# WORK REQUIRED
Every record should be repeated exactly, except that pictures are left out.

# DATASET EXCERPTS
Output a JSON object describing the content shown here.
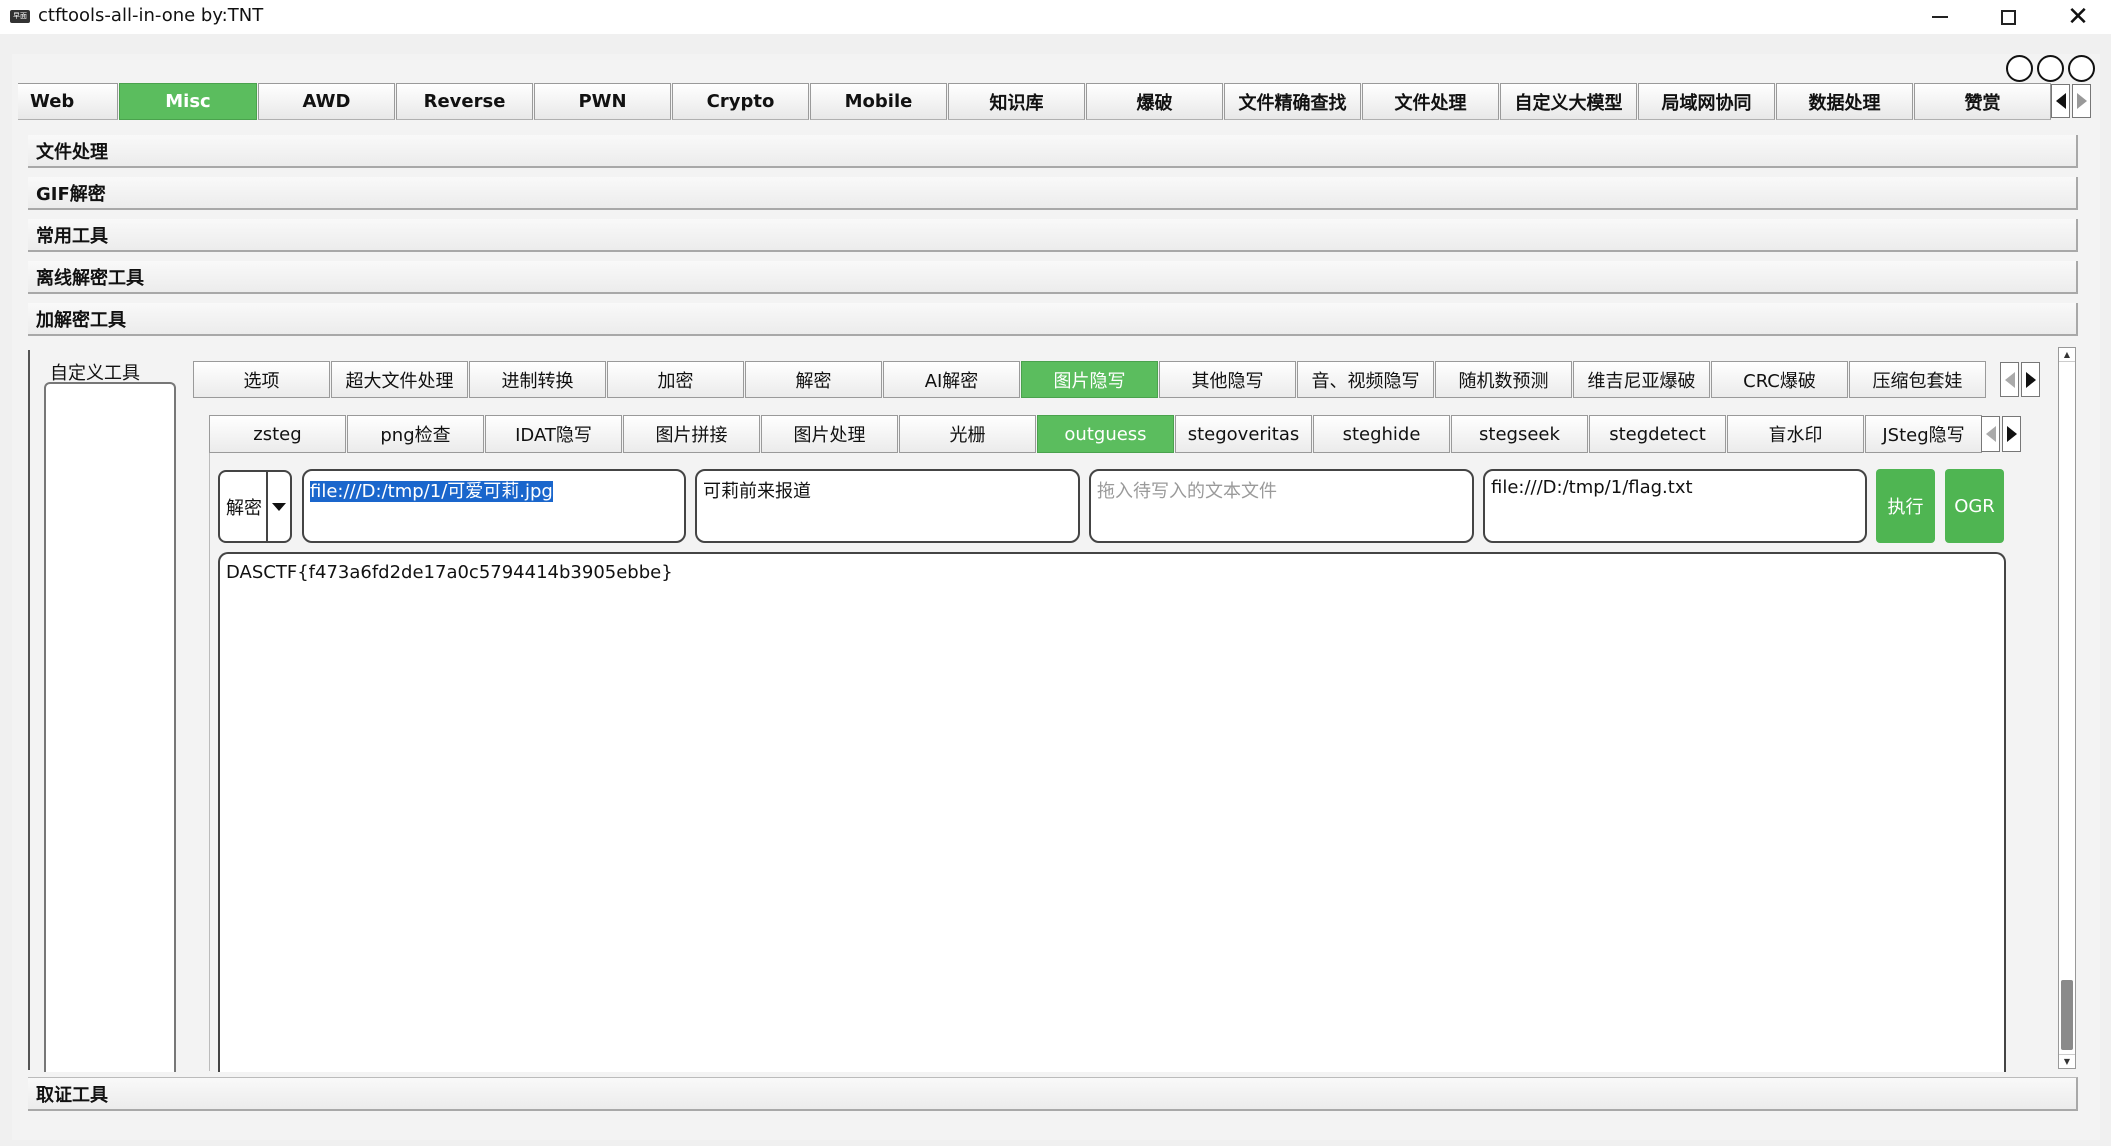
{
  "window": {
    "title": "ctftools-all-in-one   by:TNT",
    "icon_text": "早面"
  },
  "main_tabs": {
    "items": [
      {
        "label": "Web"
      },
      {
        "label": "Misc",
        "active": true
      },
      {
        "label": "AWD"
      },
      {
        "label": "Reverse"
      },
      {
        "label": "PWN"
      },
      {
        "label": "Crypto"
      },
      {
        "label": "Mobile"
      },
      {
        "label": "知识库"
      },
      {
        "label": "爆破"
      },
      {
        "label": "文件精确查找"
      },
      {
        "label": "文件处理"
      },
      {
        "label": "自定义大模型"
      },
      {
        "label": "局域网协同"
      },
      {
        "label": "数据处理"
      },
      {
        "label": "赞赏"
      }
    ]
  },
  "sections": {
    "items": [
      {
        "label": "文件处理"
      },
      {
        "label": "GIF解密"
      },
      {
        "label": "常用工具"
      },
      {
        "label": "离线解密工具"
      },
      {
        "label": "加解密工具"
      }
    ],
    "bottom": "取证工具"
  },
  "left_panel": {
    "label": "自定义工具"
  },
  "sub_tabs": {
    "items": [
      {
        "label": "选项"
      },
      {
        "label": "超大文件处理"
      },
      {
        "label": "进制转换"
      },
      {
        "label": "加密"
      },
      {
        "label": "解密"
      },
      {
        "label": "AI解密"
      },
      {
        "label": "图片隐写",
        "active": true
      },
      {
        "label": "其他隐写"
      },
      {
        "label": "音、视频隐写"
      },
      {
        "label": "随机数预测"
      },
      {
        "label": "维吉尼亚爆破"
      },
      {
        "label": "CRC爆破"
      },
      {
        "label": "压缩包套娃"
      }
    ]
  },
  "tool_tabs": {
    "items": [
      {
        "label": "zsteg"
      },
      {
        "label": "png检查"
      },
      {
        "label": "IDAT隐写"
      },
      {
        "label": "图片拼接"
      },
      {
        "label": "图片处理"
      },
      {
        "label": "光栅"
      },
      {
        "label": "outguess",
        "active": true
      },
      {
        "label": "stegoveritas"
      },
      {
        "label": "steghide"
      },
      {
        "label": "stegseek"
      },
      {
        "label": "stegdetect"
      },
      {
        "label": "盲水印"
      },
      {
        "label": "JSteg隐写"
      }
    ]
  },
  "controls": {
    "mode_value": "解密",
    "input_file": "file:///D:/tmp/1/可爱可莉.jpg",
    "key_value": "可莉前来报道",
    "text_file_placeholder": "拖入待写入的文本文件",
    "output_file": "file:///D:/tmp/1/flag.txt",
    "execute_label": "执行",
    "ogr_label": "OGR"
  },
  "output": {
    "text": "DASCTF{f473a6fd2de17a0c5794414b3905ebbe}"
  },
  "colors": {
    "active_tab": "#5bbd5e",
    "selection": "#1a66cc",
    "button_green": "#4fb552"
  }
}
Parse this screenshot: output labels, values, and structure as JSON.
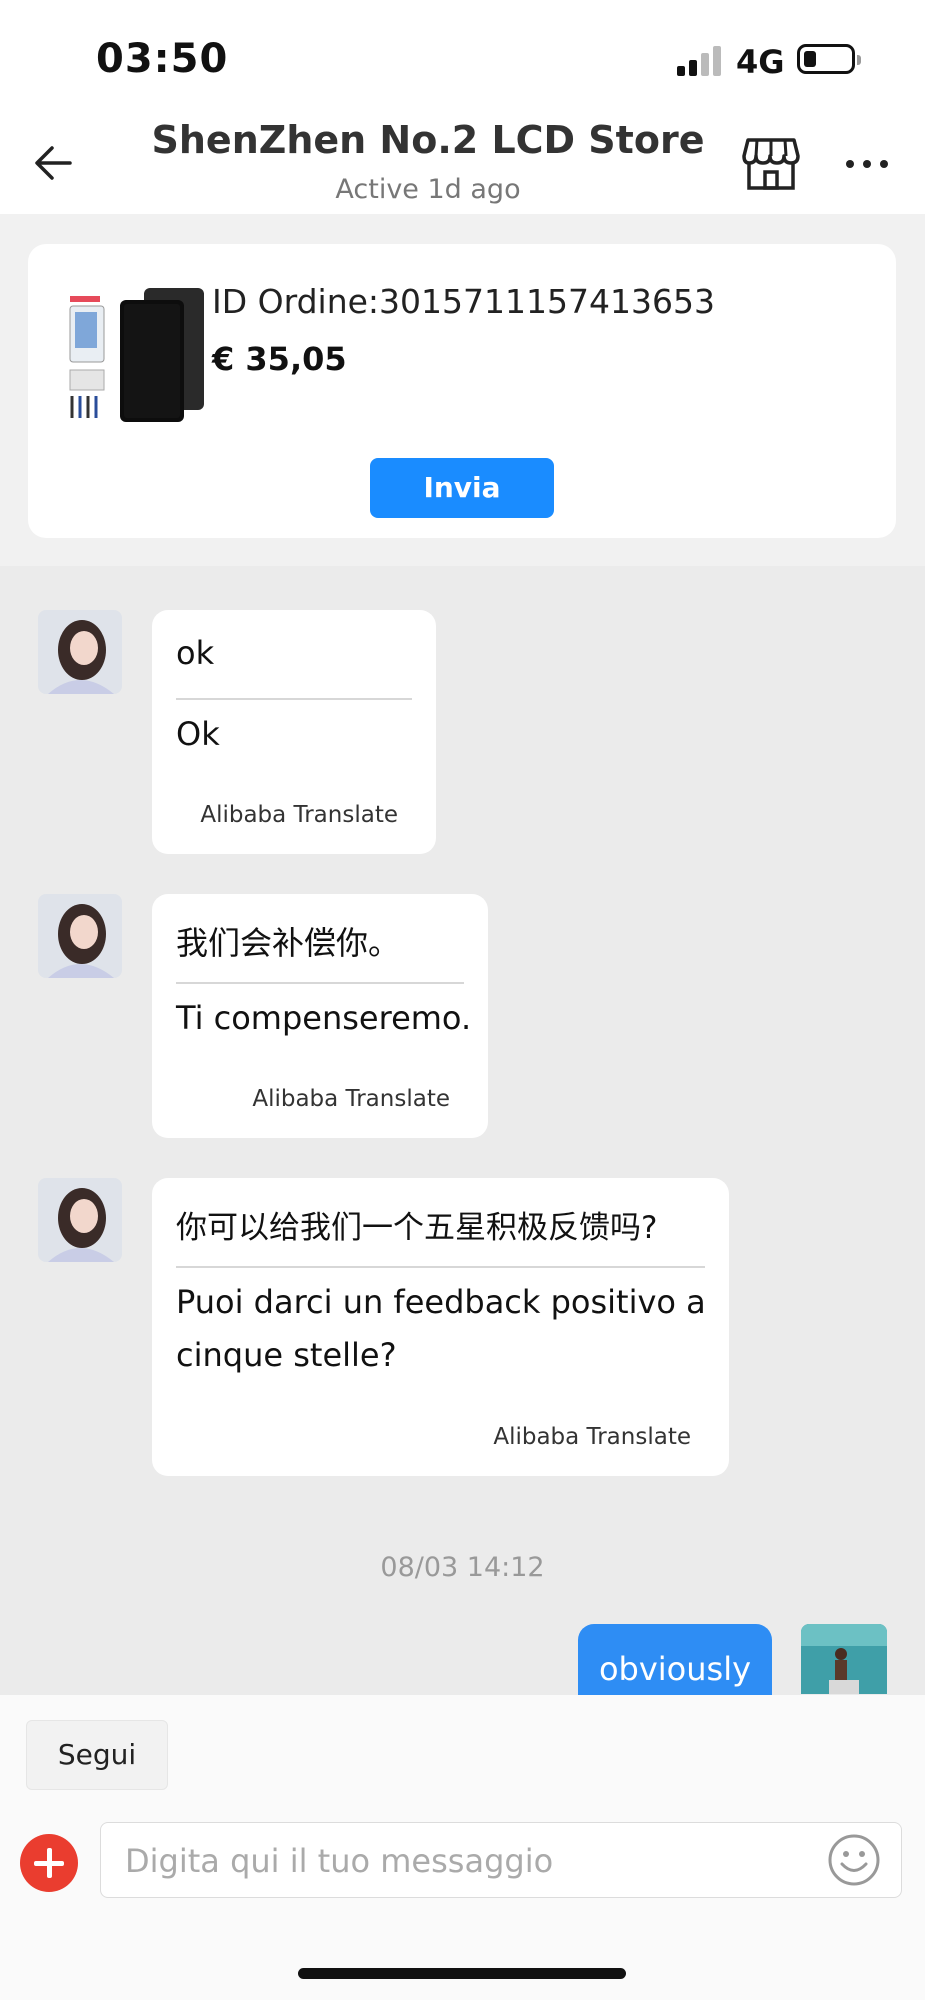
{
  "status_bar": {
    "time": "03:50",
    "network": "4G"
  },
  "header": {
    "title": "ShenZhen No.2 LCD Store",
    "subtitle": "Active 1d ago"
  },
  "order": {
    "id_text": "ID Ordine:3015711157413653",
    "price": "€ 35,05",
    "send_label": "Invia"
  },
  "messages": [
    {
      "original": "ok",
      "translation": "Ok",
      "credit": "Alibaba Translate"
    },
    {
      "original": "我们会补偿你。",
      "translation": "Ti compenseremo.",
      "credit": "Alibaba Translate"
    },
    {
      "original": "你可以给我们一个五星积极反馈吗?",
      "translation_line1": "Puoi darci un feedback positivo a",
      "translation_line2": "cinque stelle?",
      "credit": "Alibaba Translate"
    }
  ],
  "timestamp": "08/03 14:12",
  "my_message": {
    "text": "obviously"
  },
  "bottom": {
    "follow_label": "Segui",
    "input_placeholder": "Digita qui il tuo messaggio"
  },
  "colors": {
    "accent_blue": "#1a8cff",
    "my_bubble": "#2e8df4",
    "plus_red": "#ea3d2f",
    "background": "#ebebeb"
  },
  "icons": [
    "back-arrow-icon",
    "store-icon",
    "more-icon",
    "plus-icon",
    "emoji-icon"
  ]
}
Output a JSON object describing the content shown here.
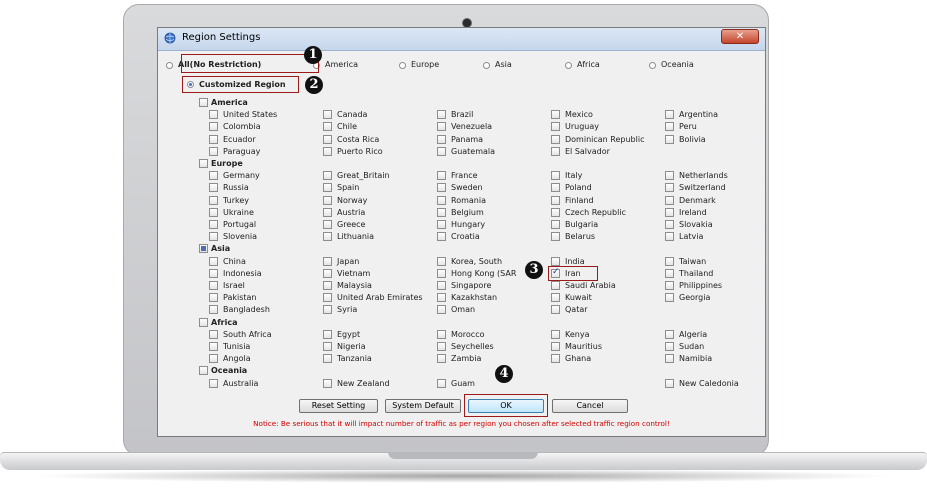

# WORKED ANSWER
Output a JSON object describing the content shown here.
{
  "window": {
    "title": "ctftools-all-in-one   by:TNT",
    "icon_text": "早面"
  },
  "main_tabs": {
    "items": [
      {
        "label": "Web"
      },
      {
        "label": "Misc",
        "active": true
      },
      {
        "label": "AWD"
      },
      {
        "label": "Reverse"
      },
      {
        "label": "PWN"
      },
      {
        "label": "Crypto"
      },
      {
        "label": "Mobile"
      },
      {
        "label": "知识库"
      },
      {
        "label": "爆破"
      },
      {
        "label": "文件精确查找"
      },
      {
        "label": "文件处理"
      },
      {
        "label": "自定义大模型"
      },
      {
        "label": "局域网协同"
      },
      {
        "label": "数据处理"
      },
      {
        "label": "赞赏"
      }
    ]
  },
  "sections": {
    "items": [
      {
        "label": "文件处理"
      },
      {
        "label": "GIF解密"
      },
      {
        "label": "常用工具"
      },
      {
        "label": "离线解密工具"
      },
      {
        "label": "加解密工具"
      }
    ],
    "bottom": "取证工具"
  },
  "left_panel": {
    "label": "自定义工具"
  },
  "sub_tabs": {
    "items": [
      {
        "label": "选项"
      },
      {
        "label": "超大文件处理"
      },
      {
        "label": "进制转换"
      },
      {
        "label": "加密"
      },
      {
        "label": "解密"
      },
      {
        "label": "AI解密"
      },
      {
        "label": "图片隐写",
        "active": true
      },
      {
        "label": "其他隐写"
      },
      {
        "label": "音、视频隐写"
      },
      {
        "label": "随机数预测"
      },
      {
        "label": "维吉尼亚爆破"
      },
      {
        "label": "CRC爆破"
      },
      {
        "label": "压缩包套娃"
      }
    ]
  },
  "tool_tabs": {
    "items": [
      {
        "label": "zsteg"
      },
      {
        "label": "png检查"
      },
      {
        "label": "IDAT隐写"
      },
      {
        "label": "图片拼接"
      },
      {
        "label": "图片处理"
      },
      {
        "label": "光栅"
      },
      {
        "label": "outguess",
        "active": true
      },
      {
        "label": "stegoveritas"
      },
      {
        "label": "steghide"
      },
      {
        "label": "stegseek"
      },
      {
        "label": "stegdetect"
      },
      {
        "label": "盲水印"
      },
      {
        "label": "JSteg隐写"
      }
    ]
  },
  "controls": {
    "mode_value": "解密",
    "input_file": "file:///D:/tmp/1/可爱可莉.jpg",
    "key_value": "可莉前来报道",
    "text_file_placeholder": "拖入待写入的文本文件",
    "output_file": "file:///D:/tmp/1/flag.txt",
    "execute_label": "执行",
    "ogr_label": "OGR"
  },
  "output": {
    "text": "DASCTF{f473a6fd2de17a0c5794414b3905ebbe}"
  },
  "colors": {
    "active_tab": "#5bbd5e",
    "selection": "#1a66cc",
    "button_green": "#4fb552"
  }
}
Parse this screenshot: output labels, values, and structure as JSON.
{
  "status_bar": {
    "time": "03:50",
    "network": "4G"
  },
  "header": {
    "title": "ShenZhen No.2 LCD Store",
    "subtitle": "Active 1d ago"
  },
  "order": {
    "id_text": "ID Ordine:3015711157413653",
    "price": "€ 35,05",
    "send_label": "Invia"
  },
  "messages": [
    {
      "original": "ok",
      "translation": "Ok",
      "credit": "Alibaba Translate"
    },
    {
      "original": "我们会补偿你。",
      "translation": "Ti compenseremo.",
      "credit": "Alibaba Translate"
    },
    {
      "original": "你可以给我们一个五星积极反馈吗?",
      "translation_line1": "Puoi darci un feedback positivo a",
      "translation_line2": "cinque stelle?",
      "credit": "Alibaba Translate"
    }
  ],
  "timestamp": "08/03 14:12",
  "my_message": {
    "text": "obviously"
  },
  "bottom": {
    "follow_label": "Segui",
    "input_placeholder": "Digita qui il tuo messaggio"
  },
  "colors": {
    "accent_blue": "#1a8cff",
    "my_bubble": "#2e8df4",
    "plus_red": "#ea3d2f",
    "background": "#ebebeb"
  },
  "icons": [
    "back-arrow-icon",
    "store-icon",
    "more-icon",
    "plus-icon",
    "emoji-icon"
  ]
}
Output a JSON object describing the content shown here.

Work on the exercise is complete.